WHAT NEEDS TO BE DONE:
Your task is to find every line in the records that holds the string "vaksinasjon" and copy it.
··· RECORDS FOR THIS EXERCISE
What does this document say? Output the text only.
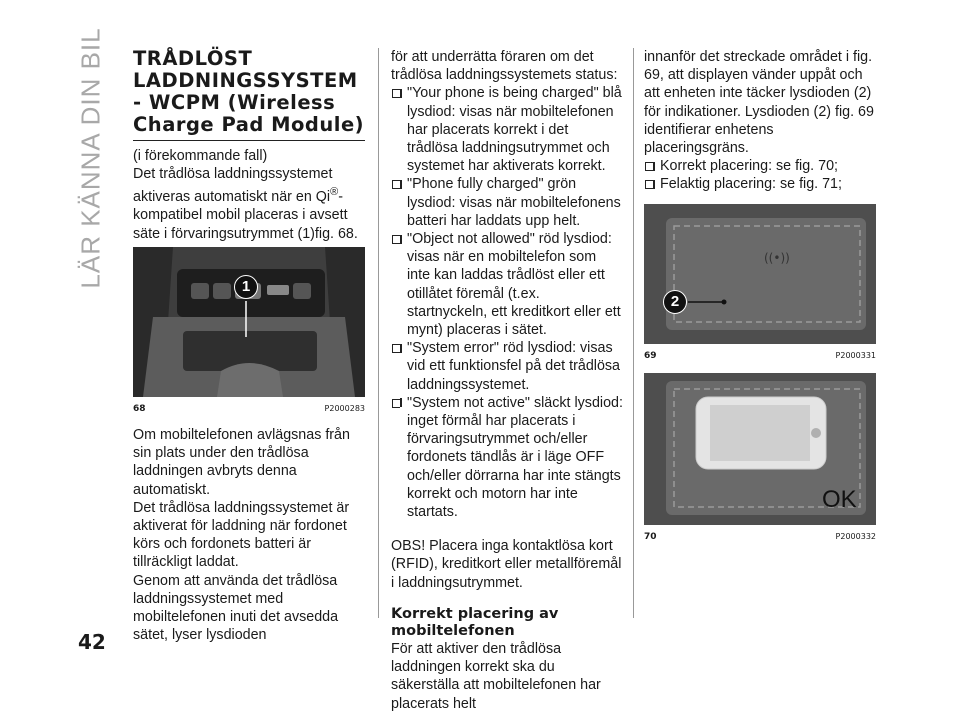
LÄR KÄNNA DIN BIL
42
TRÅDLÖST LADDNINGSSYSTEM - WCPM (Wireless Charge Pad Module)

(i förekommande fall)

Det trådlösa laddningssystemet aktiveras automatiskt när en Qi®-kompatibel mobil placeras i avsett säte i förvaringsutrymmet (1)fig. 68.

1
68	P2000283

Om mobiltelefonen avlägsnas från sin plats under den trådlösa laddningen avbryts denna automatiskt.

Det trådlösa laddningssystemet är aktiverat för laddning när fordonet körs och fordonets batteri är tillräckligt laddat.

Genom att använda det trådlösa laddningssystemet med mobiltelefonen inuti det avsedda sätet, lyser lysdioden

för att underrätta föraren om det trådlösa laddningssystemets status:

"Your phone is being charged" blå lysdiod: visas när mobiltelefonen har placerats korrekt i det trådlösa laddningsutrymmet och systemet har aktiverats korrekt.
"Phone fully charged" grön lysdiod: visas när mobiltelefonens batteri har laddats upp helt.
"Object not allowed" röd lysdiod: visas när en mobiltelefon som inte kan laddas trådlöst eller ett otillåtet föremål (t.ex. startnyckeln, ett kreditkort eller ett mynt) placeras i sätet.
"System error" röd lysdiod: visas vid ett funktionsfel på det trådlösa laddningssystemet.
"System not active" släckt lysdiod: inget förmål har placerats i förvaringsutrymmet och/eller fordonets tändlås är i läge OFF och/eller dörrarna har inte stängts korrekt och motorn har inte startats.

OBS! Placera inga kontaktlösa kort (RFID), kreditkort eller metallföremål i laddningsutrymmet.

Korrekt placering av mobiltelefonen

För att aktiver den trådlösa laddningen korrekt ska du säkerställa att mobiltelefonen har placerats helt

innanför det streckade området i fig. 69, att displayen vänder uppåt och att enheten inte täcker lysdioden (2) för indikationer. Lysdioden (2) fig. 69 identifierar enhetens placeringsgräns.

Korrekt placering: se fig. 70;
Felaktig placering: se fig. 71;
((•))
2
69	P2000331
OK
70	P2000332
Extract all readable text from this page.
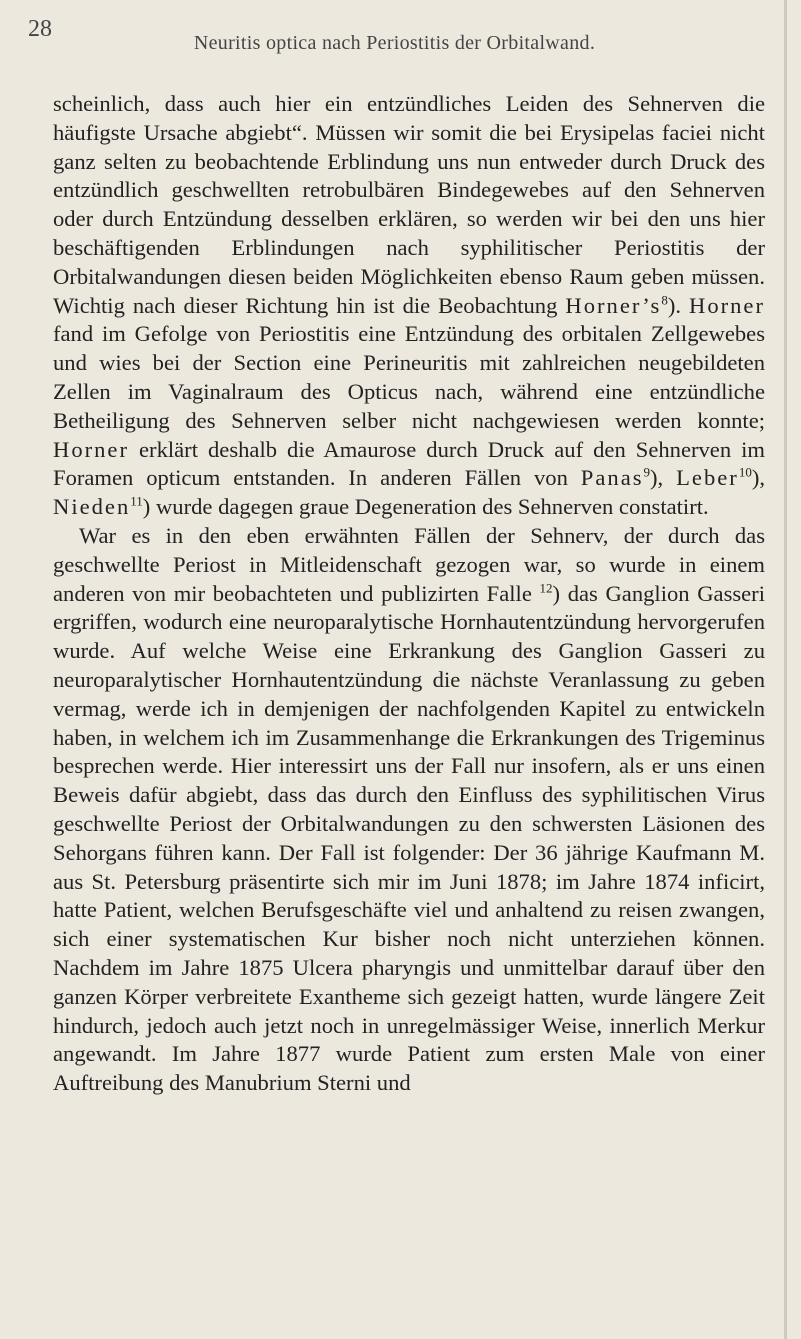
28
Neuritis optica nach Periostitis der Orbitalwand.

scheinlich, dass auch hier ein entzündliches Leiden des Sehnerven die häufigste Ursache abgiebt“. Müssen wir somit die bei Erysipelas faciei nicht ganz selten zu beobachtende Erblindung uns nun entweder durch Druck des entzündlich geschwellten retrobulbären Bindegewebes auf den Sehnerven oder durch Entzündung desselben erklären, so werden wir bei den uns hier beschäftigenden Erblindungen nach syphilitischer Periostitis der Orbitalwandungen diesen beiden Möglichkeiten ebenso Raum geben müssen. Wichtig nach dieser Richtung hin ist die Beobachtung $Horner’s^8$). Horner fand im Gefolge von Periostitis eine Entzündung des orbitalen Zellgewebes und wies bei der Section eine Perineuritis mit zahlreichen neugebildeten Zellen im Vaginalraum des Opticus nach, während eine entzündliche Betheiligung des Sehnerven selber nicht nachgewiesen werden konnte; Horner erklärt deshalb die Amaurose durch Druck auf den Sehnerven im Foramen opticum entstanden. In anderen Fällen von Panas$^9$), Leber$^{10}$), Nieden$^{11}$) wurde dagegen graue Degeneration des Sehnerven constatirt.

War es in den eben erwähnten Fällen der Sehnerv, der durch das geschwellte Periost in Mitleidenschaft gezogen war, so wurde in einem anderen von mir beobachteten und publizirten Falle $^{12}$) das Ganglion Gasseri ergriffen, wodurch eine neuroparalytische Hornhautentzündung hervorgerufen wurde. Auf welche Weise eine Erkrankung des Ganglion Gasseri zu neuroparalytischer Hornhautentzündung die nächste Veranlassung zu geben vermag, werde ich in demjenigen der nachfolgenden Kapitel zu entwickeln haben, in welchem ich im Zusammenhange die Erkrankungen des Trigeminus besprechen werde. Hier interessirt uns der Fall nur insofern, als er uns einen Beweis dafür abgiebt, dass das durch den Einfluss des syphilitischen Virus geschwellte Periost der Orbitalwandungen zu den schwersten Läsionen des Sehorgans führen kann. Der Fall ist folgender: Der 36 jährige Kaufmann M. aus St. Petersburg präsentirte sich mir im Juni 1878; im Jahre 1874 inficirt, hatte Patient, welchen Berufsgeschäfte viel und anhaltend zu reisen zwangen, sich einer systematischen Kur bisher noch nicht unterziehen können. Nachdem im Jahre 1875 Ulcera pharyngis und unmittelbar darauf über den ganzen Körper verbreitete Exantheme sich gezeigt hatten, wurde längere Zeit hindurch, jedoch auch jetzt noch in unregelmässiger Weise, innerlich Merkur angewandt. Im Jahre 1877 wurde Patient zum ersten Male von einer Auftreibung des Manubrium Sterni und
······
··· RECORDS FOR THIS EXERCISE
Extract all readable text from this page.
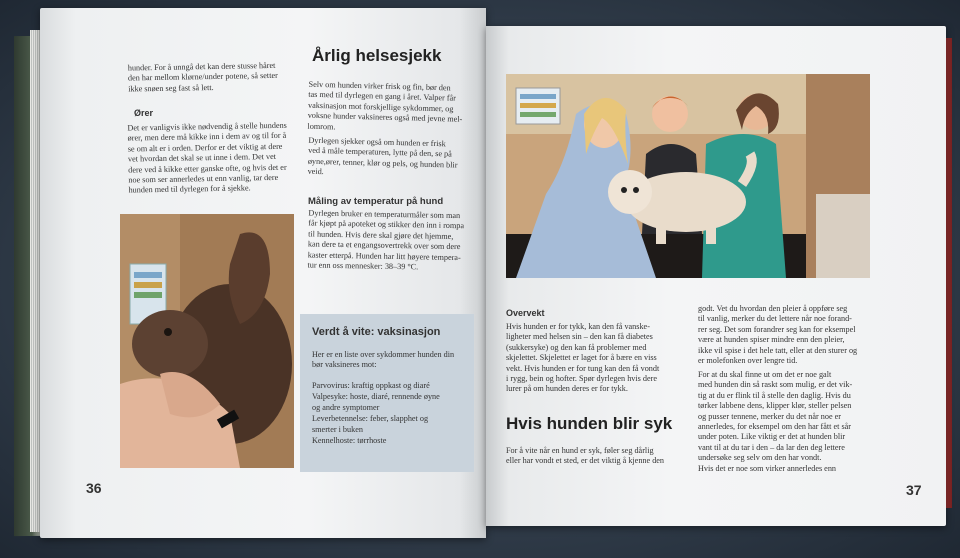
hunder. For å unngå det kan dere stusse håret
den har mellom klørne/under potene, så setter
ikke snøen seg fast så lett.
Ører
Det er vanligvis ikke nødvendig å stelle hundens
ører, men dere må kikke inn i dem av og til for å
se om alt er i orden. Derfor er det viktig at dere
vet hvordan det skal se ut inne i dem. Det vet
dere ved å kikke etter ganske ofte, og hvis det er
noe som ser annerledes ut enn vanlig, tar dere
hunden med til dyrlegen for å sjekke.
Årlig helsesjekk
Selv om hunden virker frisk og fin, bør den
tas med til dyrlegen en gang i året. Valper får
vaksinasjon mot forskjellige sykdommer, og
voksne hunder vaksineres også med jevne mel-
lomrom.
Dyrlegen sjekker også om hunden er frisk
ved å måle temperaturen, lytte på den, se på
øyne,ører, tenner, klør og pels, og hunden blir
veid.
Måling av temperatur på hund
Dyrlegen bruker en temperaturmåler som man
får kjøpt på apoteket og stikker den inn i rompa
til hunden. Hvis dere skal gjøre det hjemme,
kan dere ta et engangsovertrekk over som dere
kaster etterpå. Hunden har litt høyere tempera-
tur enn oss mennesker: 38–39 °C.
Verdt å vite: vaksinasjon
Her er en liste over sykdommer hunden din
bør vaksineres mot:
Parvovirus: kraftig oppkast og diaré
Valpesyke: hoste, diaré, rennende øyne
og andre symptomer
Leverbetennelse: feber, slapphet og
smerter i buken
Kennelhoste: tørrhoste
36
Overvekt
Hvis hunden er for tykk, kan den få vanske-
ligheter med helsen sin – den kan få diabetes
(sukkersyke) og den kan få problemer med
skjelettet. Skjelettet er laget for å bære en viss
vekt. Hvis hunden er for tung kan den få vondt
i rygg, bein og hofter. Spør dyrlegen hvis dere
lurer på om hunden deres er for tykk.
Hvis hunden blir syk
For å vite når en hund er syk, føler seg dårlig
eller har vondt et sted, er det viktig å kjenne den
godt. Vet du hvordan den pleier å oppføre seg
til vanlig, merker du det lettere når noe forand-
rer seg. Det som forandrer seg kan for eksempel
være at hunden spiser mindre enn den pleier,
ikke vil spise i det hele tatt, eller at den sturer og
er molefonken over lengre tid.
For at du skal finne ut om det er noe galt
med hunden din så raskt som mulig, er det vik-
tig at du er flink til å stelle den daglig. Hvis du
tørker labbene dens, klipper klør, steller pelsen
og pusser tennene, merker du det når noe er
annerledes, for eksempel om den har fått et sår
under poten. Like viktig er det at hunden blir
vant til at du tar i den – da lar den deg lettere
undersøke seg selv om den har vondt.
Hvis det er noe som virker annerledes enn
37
······
SOLUTION TO THIS PROBLEM:
vaksinasjon mot forskjellige sykdommer, og
Verdt å vite: vaksinasjon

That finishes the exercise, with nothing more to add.